**Work to do:** Quote all entries in full, exactly.

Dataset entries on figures
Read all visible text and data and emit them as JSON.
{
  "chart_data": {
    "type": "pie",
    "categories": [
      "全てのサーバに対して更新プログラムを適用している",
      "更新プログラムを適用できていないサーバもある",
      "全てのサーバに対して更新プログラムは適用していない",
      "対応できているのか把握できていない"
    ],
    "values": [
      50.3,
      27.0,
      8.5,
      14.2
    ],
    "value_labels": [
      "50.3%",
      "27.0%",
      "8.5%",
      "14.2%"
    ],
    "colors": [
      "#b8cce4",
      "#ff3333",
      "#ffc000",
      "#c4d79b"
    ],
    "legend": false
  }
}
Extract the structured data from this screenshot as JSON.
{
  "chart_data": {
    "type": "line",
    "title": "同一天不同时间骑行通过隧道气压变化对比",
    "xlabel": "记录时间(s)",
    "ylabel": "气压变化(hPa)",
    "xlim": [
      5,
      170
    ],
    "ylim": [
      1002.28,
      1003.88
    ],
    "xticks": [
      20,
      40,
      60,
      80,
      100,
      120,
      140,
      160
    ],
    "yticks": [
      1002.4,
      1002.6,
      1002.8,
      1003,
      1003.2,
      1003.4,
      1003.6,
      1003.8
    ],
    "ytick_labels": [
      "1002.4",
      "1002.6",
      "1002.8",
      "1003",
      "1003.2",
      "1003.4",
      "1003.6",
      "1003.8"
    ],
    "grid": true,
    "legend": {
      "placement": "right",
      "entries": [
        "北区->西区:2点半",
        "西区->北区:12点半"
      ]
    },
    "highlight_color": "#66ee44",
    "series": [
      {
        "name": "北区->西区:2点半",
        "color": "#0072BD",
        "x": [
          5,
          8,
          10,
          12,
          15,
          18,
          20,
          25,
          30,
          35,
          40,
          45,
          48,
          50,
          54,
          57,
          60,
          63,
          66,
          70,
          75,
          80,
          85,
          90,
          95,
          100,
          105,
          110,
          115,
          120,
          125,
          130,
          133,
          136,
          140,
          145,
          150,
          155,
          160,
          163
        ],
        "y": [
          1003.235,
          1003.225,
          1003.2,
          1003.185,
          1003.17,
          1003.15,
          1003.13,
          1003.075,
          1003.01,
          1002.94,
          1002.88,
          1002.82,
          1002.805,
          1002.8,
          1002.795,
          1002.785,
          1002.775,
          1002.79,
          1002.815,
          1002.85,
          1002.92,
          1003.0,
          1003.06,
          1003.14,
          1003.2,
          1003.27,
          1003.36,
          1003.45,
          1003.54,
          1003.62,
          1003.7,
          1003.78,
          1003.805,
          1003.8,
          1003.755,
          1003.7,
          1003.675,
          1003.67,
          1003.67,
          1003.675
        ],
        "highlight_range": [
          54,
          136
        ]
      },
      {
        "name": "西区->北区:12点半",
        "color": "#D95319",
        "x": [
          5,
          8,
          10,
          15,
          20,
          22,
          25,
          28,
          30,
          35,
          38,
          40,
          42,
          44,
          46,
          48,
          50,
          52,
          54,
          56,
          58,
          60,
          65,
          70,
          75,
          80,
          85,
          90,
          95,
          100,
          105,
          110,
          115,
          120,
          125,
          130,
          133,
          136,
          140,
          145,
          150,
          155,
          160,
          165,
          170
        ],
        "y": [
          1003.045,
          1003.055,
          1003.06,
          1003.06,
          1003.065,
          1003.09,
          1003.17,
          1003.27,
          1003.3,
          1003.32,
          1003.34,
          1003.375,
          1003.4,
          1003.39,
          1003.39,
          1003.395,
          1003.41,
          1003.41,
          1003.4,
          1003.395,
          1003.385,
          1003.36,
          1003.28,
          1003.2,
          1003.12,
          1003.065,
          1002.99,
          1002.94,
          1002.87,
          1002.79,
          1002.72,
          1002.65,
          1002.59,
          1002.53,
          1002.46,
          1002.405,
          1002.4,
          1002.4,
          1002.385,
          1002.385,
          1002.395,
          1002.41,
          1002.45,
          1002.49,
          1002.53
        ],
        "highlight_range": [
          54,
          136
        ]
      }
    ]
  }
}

**Written response:**
Read all visible text and data and emit them as JSON.
{
  "chart_data": {
    "type": "pie",
    "categories": [
      "全てのサーバに対して更新プログラムを適用している",
      "更新プログラムを適用できていないサーバもある",
      "全てのサーバに対して更新プログラムは適用していない",
      "対応できているのか把握できていない"
    ],
    "values": [
      50.3,
      27.0,
      8.5,
      14.2
    ],
    "value_labels": [
      "50.3%",
      "27.0%",
      "8.5%",
      "14.2%"
    ],
    "colors": [
      "#b8cce4",
      "#ff3333",
      "#ffc000",
      "#c4d79b"
    ],
    "legend": false
  }
}
Extract the structured data from this screenshot as JSON.
{
  "chart_data": {
    "type": "line",
    "title": "同一天不同时间骑行通过隧道气压变化对比",
    "xlabel": "记录时间(s)",
    "ylabel": "气压变化(hPa)",
    "xlim": [
      5,
      170
    ],
    "ylim": [
      1002.28,
      1003.88
    ],
    "xticks": [
      20,
      40,
      60,
      80,
      100,
      120,
      140,
      160
    ],
    "yticks": [
      1002.4,
      1002.6,
      1002.8,
      1003,
      1003.2,
      1003.4,
      1003.6,
      1003.8
    ],
    "ytick_labels": [
      "1002.4",
      "1002.6",
      "1002.8",
      "1003",
      "1003.2",
      "1003.4",
      "1003.6",
      "1003.8"
    ],
    "grid": true,
    "legend": {
      "placement": "right",
      "entries": [
        "北区->西区:2点半",
        "西区->北区:12点半"
      ]
    },
    "highlight_color": "#66ee44",
    "series": [
      {
        "name": "北区->西区:2点半",
        "color": "#0072BD",
        "x": [
          5,
          8,
          10,
          12,
          15,
          18,
          20,
          25,
          30,
          35,
          40,
          45,
          48,
          50,
          54,
          57,
          60,
          63,
          66,
          70,
          75,
          80,
          85,
          90,
          95,
          100,
          105,
          110,
          115,
          120,
          125,
          130,
          133,
          136,
          140,
          145,
          150,
          155,
          160,
          163
        ],
        "y": [
          1003.235,
          1003.225,
          1003.2,
          1003.185,
          1003.17,
          1003.15,
          1003.13,
          1003.075,
          1003.01,
          1002.94,
          1002.88,
          1002.82,
          1002.805,
          1002.8,
          1002.795,
          1002.785,
          1002.775,
          1002.79,
          1002.815,
          1002.85,
          1002.92,
          1003.0,
          1003.06,
          1003.14,
          1003.2,
          1003.27,
          1003.36,
          1003.45,
          1003.54,
          1003.62,
          1003.7,
          1003.78,
          1003.805,
          1003.8,
          1003.755,
          1003.7,
          1003.675,
          1003.67,
          1003.67,
          1003.675
        ],
        "highlight_range": [
          54,
          136
        ]
      },
      {
        "name": "西区->北区:12点半",
        "color": "#D95319",
        "x": [
          5,
          8,
          10,
          15,
          20,
          22,
          25,
          28,
          30,
          35,
          38,
          40,
          42,
          44,
          46,
          48,
          50,
          52,
          54,
          56,
          58,
          60,
          65,
          70,
          75,
          80,
          85,
          90,
          95,
          100,
          105,
          110,
          115,
          120,
          125,
          130,
          133,
          136,
          140,
          145,
          150,
          155,
          160,
          165,
          170
        ],
        "y": [
          1003.045,
          1003.055,
          1003.06,
          1003.06,
          1003.065,
          1003.09,
          1003.17,
          1003.27,
          1003.3,
          1003.32,
          1003.34,
          1003.375,
          1003.4,
          1003.39,
          1003.39,
          1003.395,
          1003.41,
          1003.41,
          1003.4,
          1003.395,
          1003.385,
          1003.36,
          1003.28,
          1003.2,
          1003.12,
          1003.065,
          1002.99,
          1002.94,
          1002.87,
          1002.79,
          1002.72,
          1002.65,
          1002.59,
          1002.53,
          1002.46,
          1002.405,
          1002.4,
          1002.4,
          1002.385,
          1002.385,
          1002.395,
          1002.41,
          1002.45,
          1002.49,
          1002.53
        ],
        "highlight_range": [
          54,
          136
        ]
      }
    ]
  }
}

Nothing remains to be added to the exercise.